>> Start Dataset records

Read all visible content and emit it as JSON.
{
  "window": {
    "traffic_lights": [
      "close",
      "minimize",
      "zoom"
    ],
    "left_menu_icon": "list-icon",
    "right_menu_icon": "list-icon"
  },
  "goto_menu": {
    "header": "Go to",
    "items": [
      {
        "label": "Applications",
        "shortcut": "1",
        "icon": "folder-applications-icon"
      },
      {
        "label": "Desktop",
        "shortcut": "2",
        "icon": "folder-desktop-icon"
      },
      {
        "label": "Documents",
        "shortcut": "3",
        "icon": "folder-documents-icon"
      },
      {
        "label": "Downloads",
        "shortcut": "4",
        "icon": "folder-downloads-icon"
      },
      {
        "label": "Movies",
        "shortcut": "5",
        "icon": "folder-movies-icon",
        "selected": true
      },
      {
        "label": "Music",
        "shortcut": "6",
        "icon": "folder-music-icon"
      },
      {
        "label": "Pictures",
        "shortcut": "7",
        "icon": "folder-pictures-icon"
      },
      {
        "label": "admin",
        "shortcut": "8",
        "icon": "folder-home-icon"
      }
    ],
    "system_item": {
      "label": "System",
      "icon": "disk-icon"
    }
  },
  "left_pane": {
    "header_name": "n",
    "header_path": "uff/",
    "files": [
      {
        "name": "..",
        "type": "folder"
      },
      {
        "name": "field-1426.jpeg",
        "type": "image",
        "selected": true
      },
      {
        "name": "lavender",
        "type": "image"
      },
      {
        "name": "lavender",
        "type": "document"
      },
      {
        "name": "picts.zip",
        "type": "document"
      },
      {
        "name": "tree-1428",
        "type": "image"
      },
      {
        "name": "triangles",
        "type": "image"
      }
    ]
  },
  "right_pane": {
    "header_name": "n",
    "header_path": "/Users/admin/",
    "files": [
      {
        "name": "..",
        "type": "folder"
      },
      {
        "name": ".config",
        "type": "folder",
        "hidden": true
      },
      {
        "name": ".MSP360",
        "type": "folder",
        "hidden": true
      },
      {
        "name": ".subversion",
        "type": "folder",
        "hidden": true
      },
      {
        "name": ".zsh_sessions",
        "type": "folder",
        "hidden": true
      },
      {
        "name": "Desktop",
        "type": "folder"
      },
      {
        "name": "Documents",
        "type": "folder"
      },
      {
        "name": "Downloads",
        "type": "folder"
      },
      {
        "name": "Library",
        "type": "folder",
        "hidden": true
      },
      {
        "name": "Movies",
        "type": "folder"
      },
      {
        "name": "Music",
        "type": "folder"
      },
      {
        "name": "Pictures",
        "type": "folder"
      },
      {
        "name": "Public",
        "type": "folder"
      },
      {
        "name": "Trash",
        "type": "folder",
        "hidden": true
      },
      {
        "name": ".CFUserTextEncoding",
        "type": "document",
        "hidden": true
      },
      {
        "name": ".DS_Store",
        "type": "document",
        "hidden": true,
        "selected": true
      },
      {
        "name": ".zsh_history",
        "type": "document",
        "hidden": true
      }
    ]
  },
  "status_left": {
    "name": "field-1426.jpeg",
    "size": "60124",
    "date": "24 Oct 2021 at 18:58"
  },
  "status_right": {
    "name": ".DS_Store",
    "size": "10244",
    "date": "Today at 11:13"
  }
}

>> End Dataset records

# What is expected:
Output the full listing exactly as it stands.

# The output:
Read all visible content and emit it as JSON.
{
  "window": {
    "traffic_lights": [
      "close",
      "minimize",
      "zoom"
    ],
    "left_menu_icon": "list-icon",
    "right_menu_icon": "list-icon"
  },
  "goto_menu": {
    "header": "Go to",
    "items": [
      {
        "label": "Applications",
        "shortcut": "1",
        "icon": "folder-applications-icon"
      },
      {
        "label": "Desktop",
        "shortcut": "2",
        "icon": "folder-desktop-icon"
      },
      {
        "label": "Documents",
        "shortcut": "3",
        "icon": "folder-documents-icon"
      },
      {
        "label": "Downloads",
        "shortcut": "4",
        "icon": "folder-downloads-icon"
      },
      {
        "label": "Movies",
        "shortcut": "5",
        "icon": "folder-movies-icon",
        "selected": true
      },
      {
        "label": "Music",
        "shortcut": "6",
        "icon": "folder-music-icon"
      },
      {
        "label": "Pictures",
        "shortcut": "7",
        "icon": "folder-pictures-icon"
      },
      {
        "label": "admin",
        "shortcut": "8",
        "icon": "folder-home-icon"
      }
    ],
    "system_item": {
      "label": "System",
      "icon": "disk-icon"
    }
  },
  "left_pane": {
    "header_name": "n",
    "header_path": "uff/",
    "files": [
      {
        "name": "..",
        "type": "folder"
      },
      {
        "name": "field-1426.jpeg",
        "type": "image",
        "selected": true
      },
      {
        "name": "lavender",
        "type": "image"
      },
      {
        "name": "lavender",
        "type": "document"
      },
      {
        "name": "picts.zip",
        "type": "document"
      },
      {
        "name": "tree-1428",
        "type": "image"
      },
      {
        "name": "triangles",
        "type": "image"
      }
    ]
  },
  "right_pane": {
    "header_name": "n",
    "header_path": "/Users/admin/",
    "files": [
      {
        "name": "..",
        "type": "folder"
      },
      {
        "name": ".config",
        "type": "folder",
        "hidden": true
      },
      {
        "name": ".MSP360",
        "type": "folder",
        "hidden": true
      },
      {
        "name": ".subversion",
        "type": "folder",
        "hidden": true
      },
      {
        "name": ".zsh_sessions",
        "type": "folder",
        "hidden": true
      },
      {
        "name": "Desktop",
        "type": "folder"
      },
      {
        "name": "Documents",
        "type": "folder"
      },
      {
        "name": "Downloads",
        "type": "folder"
      },
      {
        "name": "Library",
        "type": "folder",
        "hidden": true
      },
      {
        "name": "Movies",
        "type": "folder"
      },
      {
        "name": "Music",
        "type": "folder"
      },
      {
        "name": "Pictures",
        "type": "folder"
      },
      {
        "name": "Public",
        "type": "folder"
      },
      {
        "name": "Trash",
        "type": "folder",
        "hidden": true
      },
      {
        "name": ".CFUserTextEncoding",
        "type": "document",
        "hidden": true
      },
      {
        "name": ".DS_Store",
        "type": "document",
        "hidden": true,
        "selected": true
      },
      {
        "name": ".zsh_history",
        "type": "document",
        "hidden": true
      }
    ]
  },
  "status_left": {
    "name": "field-1426.jpeg",
    "size": "60124",
    "date": "24 Oct 2021 at 18:58"
  },
  "status_right": {
    "name": ".DS_Store",
    "size": "10244",
    "date": "Today at 11:13"
  }
}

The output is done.